> [The request] Extract each line containing the string "plan".

> [Exercise data]
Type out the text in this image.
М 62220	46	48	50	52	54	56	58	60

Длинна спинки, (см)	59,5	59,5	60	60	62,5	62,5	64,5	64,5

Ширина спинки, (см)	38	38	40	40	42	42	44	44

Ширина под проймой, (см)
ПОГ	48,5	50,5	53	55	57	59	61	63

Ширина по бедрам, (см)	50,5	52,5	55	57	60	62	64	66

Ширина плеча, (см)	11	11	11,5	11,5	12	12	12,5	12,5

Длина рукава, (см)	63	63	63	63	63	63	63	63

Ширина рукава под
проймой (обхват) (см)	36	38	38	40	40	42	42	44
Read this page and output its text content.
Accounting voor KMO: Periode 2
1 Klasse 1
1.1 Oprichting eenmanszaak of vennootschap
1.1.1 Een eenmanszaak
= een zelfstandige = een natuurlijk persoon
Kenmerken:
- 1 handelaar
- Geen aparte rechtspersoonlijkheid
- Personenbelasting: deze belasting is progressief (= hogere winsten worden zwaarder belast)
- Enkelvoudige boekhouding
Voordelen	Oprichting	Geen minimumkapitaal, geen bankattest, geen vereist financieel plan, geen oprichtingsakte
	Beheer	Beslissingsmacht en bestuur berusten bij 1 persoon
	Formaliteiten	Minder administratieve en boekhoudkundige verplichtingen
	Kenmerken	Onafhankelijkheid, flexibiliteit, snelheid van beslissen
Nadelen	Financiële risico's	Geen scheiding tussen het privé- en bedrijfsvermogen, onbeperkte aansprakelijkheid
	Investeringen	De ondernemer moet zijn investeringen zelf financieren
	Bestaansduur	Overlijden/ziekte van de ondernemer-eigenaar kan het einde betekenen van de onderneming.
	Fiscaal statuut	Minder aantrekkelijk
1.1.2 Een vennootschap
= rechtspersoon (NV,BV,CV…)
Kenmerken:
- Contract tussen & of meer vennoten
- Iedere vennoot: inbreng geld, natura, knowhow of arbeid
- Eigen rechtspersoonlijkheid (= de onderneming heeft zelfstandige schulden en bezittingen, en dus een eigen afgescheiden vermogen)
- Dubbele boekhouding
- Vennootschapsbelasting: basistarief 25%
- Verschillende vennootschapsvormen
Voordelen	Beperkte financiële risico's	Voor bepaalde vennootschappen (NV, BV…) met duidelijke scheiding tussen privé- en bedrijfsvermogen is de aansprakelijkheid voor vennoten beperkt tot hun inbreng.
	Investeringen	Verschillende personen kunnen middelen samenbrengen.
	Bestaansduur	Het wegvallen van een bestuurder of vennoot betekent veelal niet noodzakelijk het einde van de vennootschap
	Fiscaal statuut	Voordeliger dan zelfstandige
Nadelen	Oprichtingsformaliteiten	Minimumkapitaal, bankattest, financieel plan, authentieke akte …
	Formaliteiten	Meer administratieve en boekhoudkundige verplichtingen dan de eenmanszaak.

> [Solved exercise]
Voordelen	Oprichting	Geen minimumkapitaal, geen bankattest, geen vereist financieel plan, geen oprichtingsakte
Nadelen	Oprichtingsformaliteiten	Minimumkapitaal, bankattest, financieel plan, authentieke akte …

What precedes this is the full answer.